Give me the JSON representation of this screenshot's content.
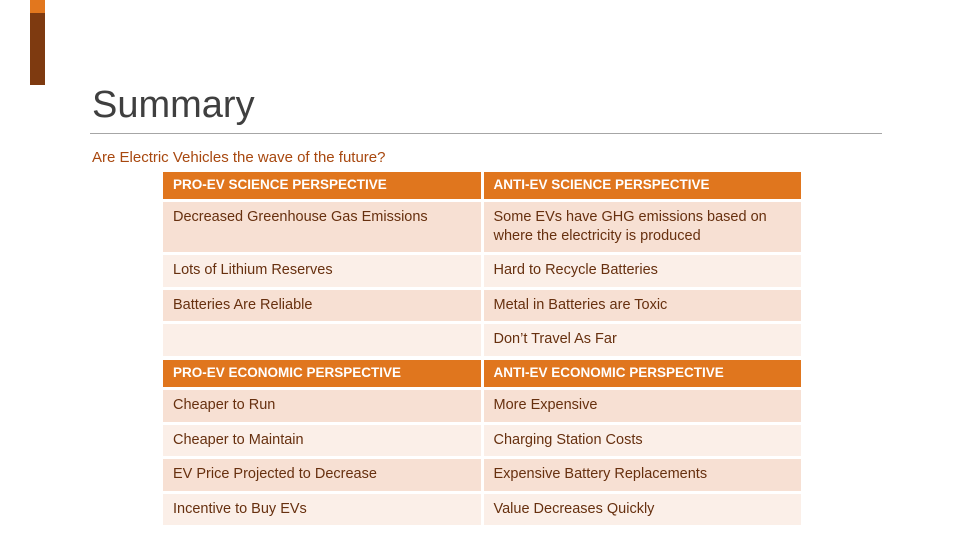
{
  "slide": {
    "title": "Summary",
    "subtitle": "Are Electric Vehicles the wave of the future?"
  },
  "colors": {
    "header_bg": "#E0761E",
    "row_band_dark": "#F7E0D3",
    "row_band_light": "#FBEFE8",
    "body_text": "#67300F",
    "subtitle_text": "#A8480F",
    "title_text": "#3F3F3F",
    "accent_orange": "#E2771E",
    "accent_dark": "#7E3A10"
  },
  "tables": [
    {
      "headers": [
        "PRO-EV SCIENCE PERSPECTIVE",
        "ANTI-EV SCIENCE PERSPECTIVE"
      ],
      "rows": [
        [
          "Decreased Greenhouse Gas Emissions",
          "Some EVs have GHG emissions based on where the electricity is produced"
        ],
        [
          "Lots of Lithium Reserves",
          "Hard to Recycle Batteries"
        ],
        [
          "Batteries Are Reliable",
          "Metal in Batteries are Toxic"
        ],
        [
          "",
          "Don’t Travel As Far"
        ]
      ]
    },
    {
      "headers": [
        "PRO-EV ECONOMIC PERSPECTIVE",
        "ANTI-EV ECONOMIC PERSPECTIVE"
      ],
      "rows": [
        [
          "Cheaper to Run",
          "More Expensive"
        ],
        [
          "Cheaper to Maintain",
          "Charging Station Costs"
        ],
        [
          "EV Price Projected to Decrease",
          "Expensive Battery Replacements"
        ],
        [
          "Incentive to Buy EVs",
          "Value Decreases Quickly"
        ]
      ]
    }
  ]
}
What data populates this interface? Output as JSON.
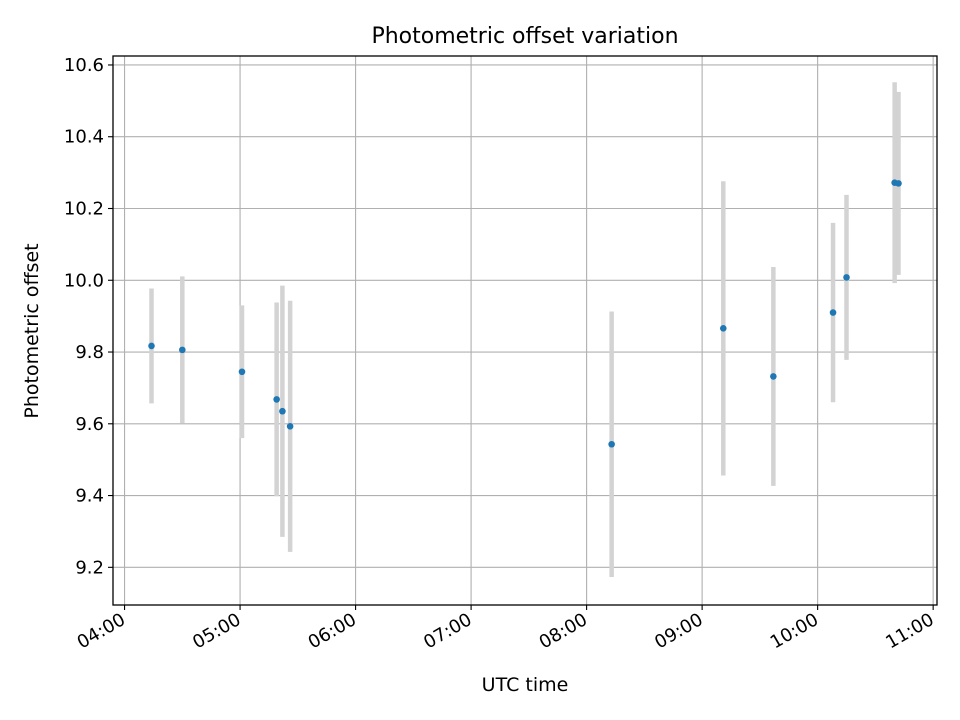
{
  "chart_data": {
    "type": "scatter",
    "title": "Photometric offset variation",
    "xlabel": "UTC time",
    "ylabel": "Photometric offset",
    "xlim": [
      "03:54",
      "11:02"
    ],
    "ylim": [
      9.095,
      10.625
    ],
    "xticks": [
      "04:00",
      "05:00",
      "06:00",
      "07:00",
      "08:00",
      "09:00",
      "10:00",
      "11:00"
    ],
    "yticks": [
      9.2,
      9.4,
      9.6,
      9.8,
      10.0,
      10.2,
      10.4,
      10.6
    ],
    "ytick_labels": [
      "9.2",
      "9.4",
      "9.6",
      "9.8",
      "10.0",
      "10.2",
      "10.4",
      "10.6"
    ],
    "grid": true,
    "marker_color": "#1f77b4",
    "errorbar_color": "#d3d3d3",
    "points": [
      {
        "x": "04:14",
        "y": 9.817,
        "err": 0.16
      },
      {
        "x": "04:30",
        "y": 9.806,
        "err": 0.205
      },
      {
        "x": "05:01",
        "y": 9.745,
        "err": 0.185
      },
      {
        "x": "05:19",
        "y": 9.668,
        "err": 0.27
      },
      {
        "x": "05:22",
        "y": 9.635,
        "err": 0.35
      },
      {
        "x": "05:26",
        "y": 9.593,
        "err": 0.35
      },
      {
        "x": "08:13",
        "y": 9.543,
        "err": 0.37
      },
      {
        "x": "09:11",
        "y": 9.866,
        "err": 0.41
      },
      {
        "x": "09:37",
        "y": 9.732,
        "err": 0.305
      },
      {
        "x": "10:08",
        "y": 9.91,
        "err": 0.25
      },
      {
        "x": "10:15",
        "y": 10.008,
        "err": 0.23
      },
      {
        "x": "10:40",
        "y": 10.272,
        "err": 0.28
      },
      {
        "x": "10:42",
        "y": 10.27,
        "err": 0.255
      }
    ]
  }
}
###
§ Work instructions:
Pictures are excluded; copy all other data exactly as shown.

§ Result of this exercise:
Give me the JSON representation of this screenshot's content.
{
  "slide": {
    "title": "Summary",
    "subtitle": "Are Electric Vehicles the wave of the future?"
  },
  "colors": {
    "header_bg": "#E0761E",
    "row_band_dark": "#F7E0D3",
    "row_band_light": "#FBEFE8",
    "body_text": "#67300F",
    "subtitle_text": "#A8480F",
    "title_text": "#3F3F3F",
    "accent_orange": "#E2771E",
    "accent_dark": "#7E3A10"
  },
  "tables": [
    {
      "headers": [
        "PRO-EV SCIENCE PERSPECTIVE",
        "ANTI-EV SCIENCE PERSPECTIVE"
      ],
      "rows": [
        [
          "Decreased Greenhouse Gas Emissions",
          "Some EVs have GHG emissions based on where the electricity is produced"
        ],
        [
          "Lots of Lithium Reserves",
          "Hard to Recycle Batteries"
        ],
        [
          "Batteries Are Reliable",
          "Metal in Batteries are Toxic"
        ],
        [
          "",
          "Don’t Travel As Far"
        ]
      ]
    },
    {
      "headers": [
        "PRO-EV ECONOMIC PERSPECTIVE",
        "ANTI-EV ECONOMIC PERSPECTIVE"
      ],
      "rows": [
        [
          "Cheaper to Run",
          "More Expensive"
        ],
        [
          "Cheaper to Maintain",
          "Charging Station Costs"
        ],
        [
          "EV Price Projected to Decrease",
          "Expensive Battery Replacements"
        ],
        [
          "Incentive to Buy EVs",
          "Value Decreases Quickly"
        ]
      ]
    }
  ]
}
What data populates this interface? Output as JSON.
{
  "chart_data": {
    "type": "scatter",
    "title": "Photometric offset variation",
    "xlabel": "UTC time",
    "ylabel": "Photometric offset",
    "xlim": [
      "03:54",
      "11:02"
    ],
    "ylim": [
      9.095,
      10.625
    ],
    "xticks": [
      "04:00",
      "05:00",
      "06:00",
      "07:00",
      "08:00",
      "09:00",
      "10:00",
      "11:00"
    ],
    "yticks": [
      9.2,
      9.4,
      9.6,
      9.8,
      10.0,
      10.2,
      10.4,
      10.6
    ],
    "ytick_labels": [
      "9.2",
      "9.4",
      "9.6",
      "9.8",
      "10.0",
      "10.2",
      "10.4",
      "10.6"
    ],
    "grid": true,
    "marker_color": "#1f77b4",
    "errorbar_color": "#d3d3d3",
    "points": [
      {
        "x": "04:14",
        "y": 9.817,
        "err": 0.16
      },
      {
        "x": "04:30",
        "y": 9.806,
        "err": 0.205
      },
      {
        "x": "05:01",
        "y": 9.745,
        "err": 0.185
      },
      {
        "x": "05:19",
        "y": 9.668,
        "err": 0.27
      },
      {
        "x": "05:22",
        "y": 9.635,
        "err": 0.35
      },
      {
        "x": "05:26",
        "y": 9.593,
        "err": 0.35
      },
      {
        "x": "08:13",
        "y": 9.543,
        "err": 0.37
      },
      {
        "x": "09:11",
        "y": 9.866,
        "err": 0.41
      },
      {
        "x": "09:37",
        "y": 9.732,
        "err": 0.305
      },
      {
        "x": "10:08",
        "y": 9.91,
        "err": 0.25
      },
      {
        "x": "10:15",
        "y": 10.008,
        "err": 0.23
      },
      {
        "x": "10:40",
        "y": 10.272,
        "err": 0.28
      },
      {
        "x": "10:42",
        "y": 10.27,
        "err": 0.255
      }
    ]
  }
}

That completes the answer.